- [Task prompt]: Give every entry again, word for word.

(Collected data entries)
┌──
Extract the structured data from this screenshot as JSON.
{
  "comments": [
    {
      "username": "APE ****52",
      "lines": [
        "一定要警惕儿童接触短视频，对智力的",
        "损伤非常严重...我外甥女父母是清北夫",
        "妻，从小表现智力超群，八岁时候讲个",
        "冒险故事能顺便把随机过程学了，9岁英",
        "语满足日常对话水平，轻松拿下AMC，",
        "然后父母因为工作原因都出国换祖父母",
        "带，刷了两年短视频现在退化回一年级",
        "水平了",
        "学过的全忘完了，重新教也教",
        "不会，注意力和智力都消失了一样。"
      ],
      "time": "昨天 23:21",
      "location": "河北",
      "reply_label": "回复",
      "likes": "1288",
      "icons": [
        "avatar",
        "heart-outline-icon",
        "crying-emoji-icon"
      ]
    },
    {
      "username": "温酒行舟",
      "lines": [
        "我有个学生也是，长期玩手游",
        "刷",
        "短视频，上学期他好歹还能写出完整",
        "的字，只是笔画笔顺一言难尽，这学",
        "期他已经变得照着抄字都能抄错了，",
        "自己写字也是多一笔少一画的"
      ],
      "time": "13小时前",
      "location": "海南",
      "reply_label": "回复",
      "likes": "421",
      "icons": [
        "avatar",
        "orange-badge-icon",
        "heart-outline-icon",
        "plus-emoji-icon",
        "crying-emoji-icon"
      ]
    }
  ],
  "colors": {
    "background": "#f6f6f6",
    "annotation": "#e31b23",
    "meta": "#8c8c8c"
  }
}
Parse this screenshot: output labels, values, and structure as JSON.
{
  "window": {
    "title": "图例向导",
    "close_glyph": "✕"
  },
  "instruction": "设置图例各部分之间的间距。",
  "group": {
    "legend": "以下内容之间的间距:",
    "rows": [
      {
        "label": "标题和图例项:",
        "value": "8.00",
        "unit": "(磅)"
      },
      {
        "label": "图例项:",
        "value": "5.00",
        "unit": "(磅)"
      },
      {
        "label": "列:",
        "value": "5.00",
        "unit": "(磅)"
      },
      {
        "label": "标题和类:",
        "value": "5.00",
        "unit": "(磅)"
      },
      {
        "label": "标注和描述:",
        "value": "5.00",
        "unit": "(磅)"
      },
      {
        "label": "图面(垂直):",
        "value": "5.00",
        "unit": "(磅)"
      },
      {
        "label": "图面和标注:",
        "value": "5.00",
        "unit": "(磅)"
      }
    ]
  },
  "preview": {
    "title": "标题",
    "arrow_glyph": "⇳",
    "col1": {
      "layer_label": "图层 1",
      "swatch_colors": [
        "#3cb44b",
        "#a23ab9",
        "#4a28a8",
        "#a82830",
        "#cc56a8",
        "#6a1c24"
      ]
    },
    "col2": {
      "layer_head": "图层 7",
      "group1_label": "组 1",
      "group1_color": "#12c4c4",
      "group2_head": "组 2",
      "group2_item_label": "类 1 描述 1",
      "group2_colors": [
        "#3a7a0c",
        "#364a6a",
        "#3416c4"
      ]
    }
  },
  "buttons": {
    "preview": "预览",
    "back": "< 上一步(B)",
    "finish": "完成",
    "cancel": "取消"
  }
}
└──
- [Exercise response]:
Extract the structured data from this screenshot as JSON.
{
  "comments": [
    {
      "username": "APE ****52",
      "lines": [
        "一定要警惕儿童接触短视频，对智力的",
        "损伤非常严重...我外甥女父母是清北夫",
        "妻，从小表现智力超群，八岁时候讲个",
        "冒险故事能顺便把随机过程学了，9岁英",
        "语满足日常对话水平，轻松拿下AMC，",
        "然后父母因为工作原因都出国换祖父母",
        "带，刷了两年短视频现在退化回一年级",
        "水平了",
        "学过的全忘完了，重新教也教",
        "不会，注意力和智力都消失了一样。"
      ],
      "time": "昨天 23:21",
      "location": "河北",
      "reply_label": "回复",
      "likes": "1288",
      "icons": [
        "avatar",
        "heart-outline-icon",
        "crying-emoji-icon"
      ]
    },
    {
      "username": "温酒行舟",
      "lines": [
        "我有个学生也是，长期玩手游",
        "刷",
        "短视频，上学期他好歹还能写出完整",
        "的字，只是笔画笔顺一言难尽，这学",
        "期他已经变得照着抄字都能抄错了，",
        "自己写字也是多一笔少一画的"
      ],
      "time": "13小时前",
      "location": "海南",
      "reply_label": "回复",
      "likes": "421",
      "icons": [
        "avatar",
        "orange-badge-icon",
        "heart-outline-icon",
        "plus-emoji-icon",
        "crying-emoji-icon"
      ]
    }
  ],
  "colors": {
    "background": "#f6f6f6",
    "annotation": "#e31b23",
    "meta": "#8c8c8c"
  }
}
Parse this screenshot: output labels, values, and structure as JSON.
{
  "window": {
    "title": "图例向导",
    "close_glyph": "✕"
  },
  "instruction": "设置图例各部分之间的间距。",
  "group": {
    "legend": "以下内容之间的间距:",
    "rows": [
      {
        "label": "标题和图例项:",
        "value": "8.00",
        "unit": "(磅)"
      },
      {
        "label": "图例项:",
        "value": "5.00",
        "unit": "(磅)"
      },
      {
        "label": "列:",
        "value": "5.00",
        "unit": "(磅)"
      },
      {
        "label": "标题和类:",
        "value": "5.00",
        "unit": "(磅)"
      },
      {
        "label": "标注和描述:",
        "value": "5.00",
        "unit": "(磅)"
      },
      {
        "label": "图面(垂直):",
        "value": "5.00",
        "unit": "(磅)"
      },
      {
        "label": "图面和标注:",
        "value": "5.00",
        "unit": "(磅)"
      }
    ]
  },
  "preview": {
    "title": "标题",
    "arrow_glyph": "⇳",
    "col1": {
      "layer_label": "图层 1",
      "swatch_colors": [
        "#3cb44b",
        "#a23ab9",
        "#4a28a8",
        "#a82830",
        "#cc56a8",
        "#6a1c24"
      ]
    },
    "col2": {
      "layer_head": "图层 7",
      "group1_label": "组 1",
      "group1_color": "#12c4c4",
      "group2_head": "组 2",
      "group2_item_label": "类 1 描述 1",
      "group2_colors": [
        "#3a7a0c",
        "#364a6a",
        "#3416c4"
      ]
    }
  },
  "buttons": {
    "preview": "预览",
    "back": "< 上一步(B)",
    "finish": "完成",
    "cancel": "取消"
  }
}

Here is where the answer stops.